Written tasks:
1 - Count the lines in the rows that contain the string "subsection", treating case as significant, and give only that number.
2 - Carry on the review of Preludes in Concert from the point where it stops.

Passage shown:
##############################

Tag Archives: Tom Noyes

Preludes

Preludes in Concert

★★★★★

Online via Southwark Playhouse

Preludes

Preludes in Concert

Online via Southwark Playhouse

Reviewed – 7th May 2021

★★★★★

 

“it assaults our senses and soothes them in equal measure”

 

Aged just nineteen, Sergei Rachmaninoff wrote his Prelude in C-sharp minor to world-wide acclaim, was commissioned to write his first symphony and he was engaged to the love of his life. He seemed to have it all, yet within months a depressive paranoia and anxiety had stopped him in his tracks; a darkness that no doubt came from within but was also prompted in part by Tchaikovsky’s death, and by the effortful completion of his own Symphony No. 1 which was subsequently panned by the critics. The conductor, an alcoholic, was drunk at the premiere. But Rachmaninoff’s writer’s block had already set in. He was already displeased with his composition, feeling he had peaked too early with his Prelude, and the Orthodox church was thwarting his plans for marriage.

##############################

Given data:
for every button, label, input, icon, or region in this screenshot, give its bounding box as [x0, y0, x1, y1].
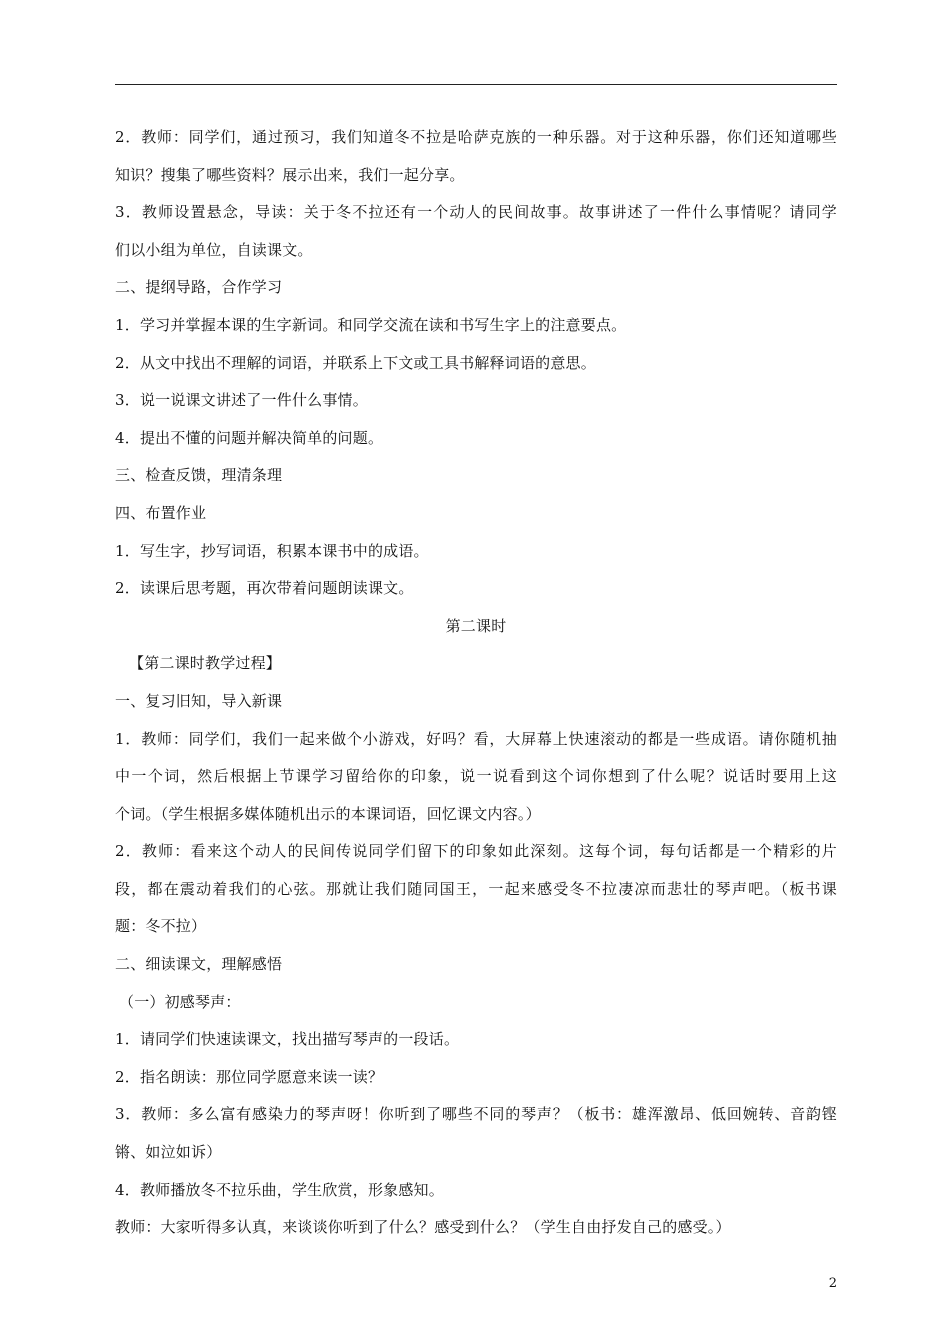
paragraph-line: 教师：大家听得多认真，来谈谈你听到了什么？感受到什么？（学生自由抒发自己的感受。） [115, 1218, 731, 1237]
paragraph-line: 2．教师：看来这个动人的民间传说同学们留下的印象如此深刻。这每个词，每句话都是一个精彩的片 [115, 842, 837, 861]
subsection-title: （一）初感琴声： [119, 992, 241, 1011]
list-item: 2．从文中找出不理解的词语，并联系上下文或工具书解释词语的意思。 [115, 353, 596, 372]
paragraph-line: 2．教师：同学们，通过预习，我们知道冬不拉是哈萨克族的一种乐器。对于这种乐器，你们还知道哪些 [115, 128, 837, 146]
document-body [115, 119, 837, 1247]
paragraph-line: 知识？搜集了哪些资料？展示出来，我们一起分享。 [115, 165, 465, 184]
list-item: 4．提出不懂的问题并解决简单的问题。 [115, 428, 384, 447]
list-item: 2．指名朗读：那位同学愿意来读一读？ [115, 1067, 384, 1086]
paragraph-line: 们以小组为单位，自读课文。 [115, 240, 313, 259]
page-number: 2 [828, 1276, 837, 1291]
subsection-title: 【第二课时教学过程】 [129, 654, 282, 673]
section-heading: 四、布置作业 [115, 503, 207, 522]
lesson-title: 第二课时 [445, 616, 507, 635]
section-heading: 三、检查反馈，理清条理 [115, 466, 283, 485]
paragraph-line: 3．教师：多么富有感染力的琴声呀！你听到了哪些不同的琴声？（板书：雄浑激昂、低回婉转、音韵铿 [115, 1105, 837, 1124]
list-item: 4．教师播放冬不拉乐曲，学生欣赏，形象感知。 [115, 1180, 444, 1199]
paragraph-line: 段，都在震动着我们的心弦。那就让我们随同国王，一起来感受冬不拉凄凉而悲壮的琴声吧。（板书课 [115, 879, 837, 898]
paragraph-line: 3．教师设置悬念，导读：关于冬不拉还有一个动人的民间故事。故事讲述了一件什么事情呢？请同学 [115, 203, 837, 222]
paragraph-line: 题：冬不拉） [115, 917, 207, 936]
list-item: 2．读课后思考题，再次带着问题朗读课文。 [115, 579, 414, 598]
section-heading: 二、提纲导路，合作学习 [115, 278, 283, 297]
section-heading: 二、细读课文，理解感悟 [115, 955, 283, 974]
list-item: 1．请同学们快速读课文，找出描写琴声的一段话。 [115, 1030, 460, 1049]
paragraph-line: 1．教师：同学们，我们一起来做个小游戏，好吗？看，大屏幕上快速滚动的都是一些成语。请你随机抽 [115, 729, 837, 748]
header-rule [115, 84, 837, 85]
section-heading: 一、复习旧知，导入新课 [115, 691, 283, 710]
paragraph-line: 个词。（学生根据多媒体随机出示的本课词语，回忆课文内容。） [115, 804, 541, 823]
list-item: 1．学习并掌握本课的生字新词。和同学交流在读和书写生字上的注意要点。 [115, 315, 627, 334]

##############################

Expected outputs:
1 - 2

2 -
Composing had become impossible. How do you escape the darkness and come back into the light? All this, and more, is explored in Dave Malloy’s “Preludes” which examines, in extraordinary and beautifully surreal ways, the true story of this particular episode of his life. A musical fantasia set in the hypnotised mind of Sergei Rachmaninoff.

This is not just another musical about a tortured artist. Malloy, who wrote the book, music, lyrics and the orchestrations has crafted an enigma. It defies categories, but also mixes them. It feels experimental but is perfectly formed, it lulls you into its trance-like dreamscape but keeps your attention razor sharp; it mixes the past, present and future. We are in a world where Mahler, Reggae, Beethoven and Doo-Wop can share the same phrase, where Acid Trance weaves its rhythms into the phrases of a Piano Concerto.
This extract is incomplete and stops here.